Written exercise:
Scan the material that follows. Copy every line containing the word "слово".

Records:
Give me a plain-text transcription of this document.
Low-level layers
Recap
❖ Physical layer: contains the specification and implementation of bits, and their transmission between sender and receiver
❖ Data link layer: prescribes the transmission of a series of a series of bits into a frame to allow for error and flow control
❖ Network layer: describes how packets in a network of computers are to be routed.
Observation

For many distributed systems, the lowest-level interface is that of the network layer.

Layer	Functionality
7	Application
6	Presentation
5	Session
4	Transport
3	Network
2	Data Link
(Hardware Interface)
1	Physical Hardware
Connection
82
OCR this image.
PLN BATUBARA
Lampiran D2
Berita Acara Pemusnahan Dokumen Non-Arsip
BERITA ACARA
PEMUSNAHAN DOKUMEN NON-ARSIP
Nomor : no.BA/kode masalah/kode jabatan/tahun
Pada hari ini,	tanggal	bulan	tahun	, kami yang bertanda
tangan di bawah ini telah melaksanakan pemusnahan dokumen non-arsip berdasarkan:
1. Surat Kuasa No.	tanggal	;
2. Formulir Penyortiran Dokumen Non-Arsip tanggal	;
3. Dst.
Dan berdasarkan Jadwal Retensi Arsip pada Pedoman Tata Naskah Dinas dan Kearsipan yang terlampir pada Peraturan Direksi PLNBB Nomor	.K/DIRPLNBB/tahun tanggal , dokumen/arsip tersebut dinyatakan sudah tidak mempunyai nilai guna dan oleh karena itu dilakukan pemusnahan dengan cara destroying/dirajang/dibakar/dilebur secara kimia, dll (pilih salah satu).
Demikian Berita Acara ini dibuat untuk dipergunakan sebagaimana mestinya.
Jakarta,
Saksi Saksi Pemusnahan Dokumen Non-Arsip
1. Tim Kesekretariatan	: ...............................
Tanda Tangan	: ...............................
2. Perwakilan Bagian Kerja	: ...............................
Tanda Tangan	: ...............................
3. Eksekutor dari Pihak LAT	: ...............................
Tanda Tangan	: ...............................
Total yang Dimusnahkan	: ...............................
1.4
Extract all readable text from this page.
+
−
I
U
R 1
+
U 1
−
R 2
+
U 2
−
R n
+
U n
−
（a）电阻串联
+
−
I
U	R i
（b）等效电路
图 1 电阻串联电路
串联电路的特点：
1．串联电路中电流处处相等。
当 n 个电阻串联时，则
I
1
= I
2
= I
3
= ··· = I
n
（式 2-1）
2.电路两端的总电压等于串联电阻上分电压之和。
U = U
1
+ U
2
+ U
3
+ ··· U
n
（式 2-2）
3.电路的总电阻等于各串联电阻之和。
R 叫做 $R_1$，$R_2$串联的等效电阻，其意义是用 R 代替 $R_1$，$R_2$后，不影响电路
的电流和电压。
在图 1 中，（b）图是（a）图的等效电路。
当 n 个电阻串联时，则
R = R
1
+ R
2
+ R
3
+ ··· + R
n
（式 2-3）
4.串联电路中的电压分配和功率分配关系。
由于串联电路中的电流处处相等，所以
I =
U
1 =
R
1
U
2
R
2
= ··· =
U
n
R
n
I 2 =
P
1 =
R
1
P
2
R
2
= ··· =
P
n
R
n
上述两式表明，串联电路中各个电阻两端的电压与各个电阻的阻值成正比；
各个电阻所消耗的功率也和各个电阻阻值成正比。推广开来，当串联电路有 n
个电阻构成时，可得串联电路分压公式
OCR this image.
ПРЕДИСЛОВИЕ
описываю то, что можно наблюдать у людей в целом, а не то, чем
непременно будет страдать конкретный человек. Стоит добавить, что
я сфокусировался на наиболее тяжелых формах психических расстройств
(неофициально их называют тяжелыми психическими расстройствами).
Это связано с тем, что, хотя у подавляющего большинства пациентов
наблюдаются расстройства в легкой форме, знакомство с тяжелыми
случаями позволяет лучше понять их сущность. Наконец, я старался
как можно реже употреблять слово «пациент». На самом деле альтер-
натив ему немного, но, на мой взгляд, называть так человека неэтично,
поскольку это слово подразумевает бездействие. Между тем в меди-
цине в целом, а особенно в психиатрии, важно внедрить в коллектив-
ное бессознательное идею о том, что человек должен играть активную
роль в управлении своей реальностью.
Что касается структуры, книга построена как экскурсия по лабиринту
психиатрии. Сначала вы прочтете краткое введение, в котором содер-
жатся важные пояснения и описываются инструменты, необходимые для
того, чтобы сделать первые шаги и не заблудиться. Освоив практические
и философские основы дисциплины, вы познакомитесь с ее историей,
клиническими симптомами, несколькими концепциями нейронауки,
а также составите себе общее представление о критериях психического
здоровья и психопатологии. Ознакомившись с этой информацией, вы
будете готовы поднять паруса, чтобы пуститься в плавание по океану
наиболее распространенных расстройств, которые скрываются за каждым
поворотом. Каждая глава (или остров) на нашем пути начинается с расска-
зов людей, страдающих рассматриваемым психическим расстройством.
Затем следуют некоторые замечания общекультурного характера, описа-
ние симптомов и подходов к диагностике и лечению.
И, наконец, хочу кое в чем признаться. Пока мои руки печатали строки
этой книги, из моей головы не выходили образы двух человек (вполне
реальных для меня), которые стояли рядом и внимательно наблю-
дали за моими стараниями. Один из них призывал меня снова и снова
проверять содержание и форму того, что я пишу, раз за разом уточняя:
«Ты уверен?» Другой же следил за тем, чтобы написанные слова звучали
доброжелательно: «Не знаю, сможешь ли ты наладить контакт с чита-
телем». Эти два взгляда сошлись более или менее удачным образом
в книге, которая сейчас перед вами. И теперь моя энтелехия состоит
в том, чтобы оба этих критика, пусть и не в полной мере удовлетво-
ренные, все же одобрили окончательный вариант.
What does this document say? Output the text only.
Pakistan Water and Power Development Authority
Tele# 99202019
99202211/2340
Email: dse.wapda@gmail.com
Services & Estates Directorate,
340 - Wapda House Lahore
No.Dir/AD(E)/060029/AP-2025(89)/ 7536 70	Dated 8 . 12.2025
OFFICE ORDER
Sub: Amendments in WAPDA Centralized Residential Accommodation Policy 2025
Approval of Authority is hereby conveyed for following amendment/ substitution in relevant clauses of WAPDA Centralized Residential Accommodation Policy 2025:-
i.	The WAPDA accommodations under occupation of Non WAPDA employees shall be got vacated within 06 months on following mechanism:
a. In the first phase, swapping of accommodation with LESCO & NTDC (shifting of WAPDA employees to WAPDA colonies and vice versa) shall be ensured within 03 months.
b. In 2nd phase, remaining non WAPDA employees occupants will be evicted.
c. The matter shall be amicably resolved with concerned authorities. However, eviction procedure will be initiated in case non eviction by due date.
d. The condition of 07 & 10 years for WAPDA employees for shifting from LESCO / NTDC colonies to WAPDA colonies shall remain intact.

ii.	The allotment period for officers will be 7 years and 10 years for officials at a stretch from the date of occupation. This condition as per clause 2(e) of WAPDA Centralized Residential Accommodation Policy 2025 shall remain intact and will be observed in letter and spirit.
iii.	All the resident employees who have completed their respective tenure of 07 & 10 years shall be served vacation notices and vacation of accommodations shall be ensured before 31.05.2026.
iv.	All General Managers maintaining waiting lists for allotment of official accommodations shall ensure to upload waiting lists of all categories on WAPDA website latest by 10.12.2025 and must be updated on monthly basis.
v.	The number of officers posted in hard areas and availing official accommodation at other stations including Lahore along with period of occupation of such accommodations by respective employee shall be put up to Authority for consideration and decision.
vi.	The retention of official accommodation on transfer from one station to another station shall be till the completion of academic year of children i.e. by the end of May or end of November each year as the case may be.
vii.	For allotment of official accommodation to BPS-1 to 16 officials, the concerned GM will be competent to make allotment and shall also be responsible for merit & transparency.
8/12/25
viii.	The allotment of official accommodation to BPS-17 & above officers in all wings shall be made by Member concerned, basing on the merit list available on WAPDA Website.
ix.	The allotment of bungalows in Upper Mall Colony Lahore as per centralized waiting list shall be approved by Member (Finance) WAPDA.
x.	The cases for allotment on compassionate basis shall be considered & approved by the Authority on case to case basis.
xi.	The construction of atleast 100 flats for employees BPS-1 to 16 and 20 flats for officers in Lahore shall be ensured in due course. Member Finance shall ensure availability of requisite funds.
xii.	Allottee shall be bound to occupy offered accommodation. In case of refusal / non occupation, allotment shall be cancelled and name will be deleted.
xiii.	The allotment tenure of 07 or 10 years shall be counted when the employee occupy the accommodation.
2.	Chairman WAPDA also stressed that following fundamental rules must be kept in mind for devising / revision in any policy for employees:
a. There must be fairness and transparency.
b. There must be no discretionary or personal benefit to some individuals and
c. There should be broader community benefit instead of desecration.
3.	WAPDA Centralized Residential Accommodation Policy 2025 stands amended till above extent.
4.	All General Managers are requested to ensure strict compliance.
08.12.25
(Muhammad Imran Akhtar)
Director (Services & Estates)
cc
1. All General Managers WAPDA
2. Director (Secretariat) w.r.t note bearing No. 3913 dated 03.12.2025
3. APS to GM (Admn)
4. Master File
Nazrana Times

Solution for this task:
как можно реже употреблять слово «пациент». На самом деле альтер-
поскольку это слово подразумевает бездействие. Между тем в меди-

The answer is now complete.